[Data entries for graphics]
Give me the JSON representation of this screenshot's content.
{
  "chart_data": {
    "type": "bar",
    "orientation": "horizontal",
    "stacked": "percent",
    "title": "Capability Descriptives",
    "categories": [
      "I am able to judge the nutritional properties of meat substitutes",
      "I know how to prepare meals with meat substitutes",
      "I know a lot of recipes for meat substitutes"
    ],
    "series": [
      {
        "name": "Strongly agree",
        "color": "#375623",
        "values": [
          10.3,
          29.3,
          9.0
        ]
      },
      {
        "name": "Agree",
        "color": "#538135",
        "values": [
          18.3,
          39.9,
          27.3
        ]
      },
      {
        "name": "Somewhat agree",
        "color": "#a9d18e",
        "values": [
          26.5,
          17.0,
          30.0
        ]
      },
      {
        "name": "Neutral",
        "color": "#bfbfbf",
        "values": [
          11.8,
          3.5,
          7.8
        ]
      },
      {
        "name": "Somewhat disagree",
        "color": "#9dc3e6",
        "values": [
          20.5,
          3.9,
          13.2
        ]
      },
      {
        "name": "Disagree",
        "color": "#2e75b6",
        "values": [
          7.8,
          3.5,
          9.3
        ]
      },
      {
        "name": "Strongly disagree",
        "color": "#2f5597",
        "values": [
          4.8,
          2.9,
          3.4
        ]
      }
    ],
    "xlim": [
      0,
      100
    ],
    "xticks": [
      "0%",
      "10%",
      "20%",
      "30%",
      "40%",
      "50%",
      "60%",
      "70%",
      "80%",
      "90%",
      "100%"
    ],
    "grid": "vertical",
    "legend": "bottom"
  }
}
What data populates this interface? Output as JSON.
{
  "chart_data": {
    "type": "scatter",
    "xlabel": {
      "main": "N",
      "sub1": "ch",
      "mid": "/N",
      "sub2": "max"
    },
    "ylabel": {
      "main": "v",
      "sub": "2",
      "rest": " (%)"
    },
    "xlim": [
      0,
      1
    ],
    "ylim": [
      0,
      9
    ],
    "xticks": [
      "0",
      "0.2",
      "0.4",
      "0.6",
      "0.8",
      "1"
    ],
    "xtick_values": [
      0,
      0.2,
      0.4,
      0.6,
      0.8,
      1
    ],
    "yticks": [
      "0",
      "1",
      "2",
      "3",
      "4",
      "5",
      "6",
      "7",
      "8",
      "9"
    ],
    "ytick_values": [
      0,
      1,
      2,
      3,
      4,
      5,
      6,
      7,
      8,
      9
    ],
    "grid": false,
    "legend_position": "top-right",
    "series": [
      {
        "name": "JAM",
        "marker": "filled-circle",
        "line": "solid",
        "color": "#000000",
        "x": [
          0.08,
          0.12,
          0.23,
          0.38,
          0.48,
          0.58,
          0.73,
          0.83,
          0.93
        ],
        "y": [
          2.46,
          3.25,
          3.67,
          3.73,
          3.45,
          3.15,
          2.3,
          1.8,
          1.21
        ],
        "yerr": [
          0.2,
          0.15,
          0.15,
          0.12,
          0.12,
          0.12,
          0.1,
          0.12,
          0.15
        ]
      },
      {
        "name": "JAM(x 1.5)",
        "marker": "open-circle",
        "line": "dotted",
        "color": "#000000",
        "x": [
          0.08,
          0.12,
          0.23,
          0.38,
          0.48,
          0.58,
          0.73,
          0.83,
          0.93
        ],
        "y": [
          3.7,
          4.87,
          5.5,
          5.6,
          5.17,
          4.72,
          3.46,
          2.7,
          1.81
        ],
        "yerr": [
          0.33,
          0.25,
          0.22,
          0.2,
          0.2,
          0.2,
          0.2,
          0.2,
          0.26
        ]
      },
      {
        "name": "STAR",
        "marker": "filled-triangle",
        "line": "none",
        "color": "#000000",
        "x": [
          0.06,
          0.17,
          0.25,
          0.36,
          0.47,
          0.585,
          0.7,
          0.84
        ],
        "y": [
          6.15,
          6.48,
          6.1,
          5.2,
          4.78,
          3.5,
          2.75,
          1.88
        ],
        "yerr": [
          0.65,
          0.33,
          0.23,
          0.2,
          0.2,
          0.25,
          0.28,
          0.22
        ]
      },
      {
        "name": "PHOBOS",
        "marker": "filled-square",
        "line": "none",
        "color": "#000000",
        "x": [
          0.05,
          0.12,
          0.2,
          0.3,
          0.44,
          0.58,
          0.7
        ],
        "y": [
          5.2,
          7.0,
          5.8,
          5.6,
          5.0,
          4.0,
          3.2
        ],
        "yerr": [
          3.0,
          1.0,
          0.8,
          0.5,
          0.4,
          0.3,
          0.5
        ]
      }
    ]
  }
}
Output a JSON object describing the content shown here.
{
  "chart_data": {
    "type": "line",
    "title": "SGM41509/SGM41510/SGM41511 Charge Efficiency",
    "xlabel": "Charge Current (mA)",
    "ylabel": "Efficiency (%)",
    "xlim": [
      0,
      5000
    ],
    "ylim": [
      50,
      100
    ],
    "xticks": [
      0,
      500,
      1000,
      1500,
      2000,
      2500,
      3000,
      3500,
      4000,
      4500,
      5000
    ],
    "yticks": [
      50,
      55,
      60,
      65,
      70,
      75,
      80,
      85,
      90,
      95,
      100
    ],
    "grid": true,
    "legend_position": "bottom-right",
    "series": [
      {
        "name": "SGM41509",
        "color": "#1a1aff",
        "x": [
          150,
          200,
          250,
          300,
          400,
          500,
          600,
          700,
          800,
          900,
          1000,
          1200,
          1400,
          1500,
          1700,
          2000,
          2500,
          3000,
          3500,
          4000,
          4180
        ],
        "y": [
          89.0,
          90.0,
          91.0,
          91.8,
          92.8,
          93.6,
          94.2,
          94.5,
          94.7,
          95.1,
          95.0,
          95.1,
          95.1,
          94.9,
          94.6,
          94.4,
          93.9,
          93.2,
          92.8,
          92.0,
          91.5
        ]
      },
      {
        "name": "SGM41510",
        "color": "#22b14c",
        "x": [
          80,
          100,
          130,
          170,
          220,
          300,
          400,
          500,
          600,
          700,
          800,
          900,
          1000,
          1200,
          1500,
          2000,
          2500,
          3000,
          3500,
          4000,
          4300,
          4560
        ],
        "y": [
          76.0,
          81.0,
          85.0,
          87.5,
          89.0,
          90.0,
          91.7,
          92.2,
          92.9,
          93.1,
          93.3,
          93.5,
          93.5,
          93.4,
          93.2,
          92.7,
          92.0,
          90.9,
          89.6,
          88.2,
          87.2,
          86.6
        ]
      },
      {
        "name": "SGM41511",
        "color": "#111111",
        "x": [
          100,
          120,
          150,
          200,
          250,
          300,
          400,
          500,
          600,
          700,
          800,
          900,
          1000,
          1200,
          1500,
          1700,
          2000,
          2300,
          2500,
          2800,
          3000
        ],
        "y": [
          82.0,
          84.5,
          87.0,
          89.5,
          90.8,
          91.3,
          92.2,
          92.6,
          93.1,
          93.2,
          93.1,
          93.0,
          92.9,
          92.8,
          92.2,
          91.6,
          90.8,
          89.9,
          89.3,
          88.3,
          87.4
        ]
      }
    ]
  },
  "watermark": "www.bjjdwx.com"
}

* **DIRECTIONS FOR THIS TASK**
State how many lines hold the word "substitutes". The number is the whole answer.

* **TASK SOLUTION**
3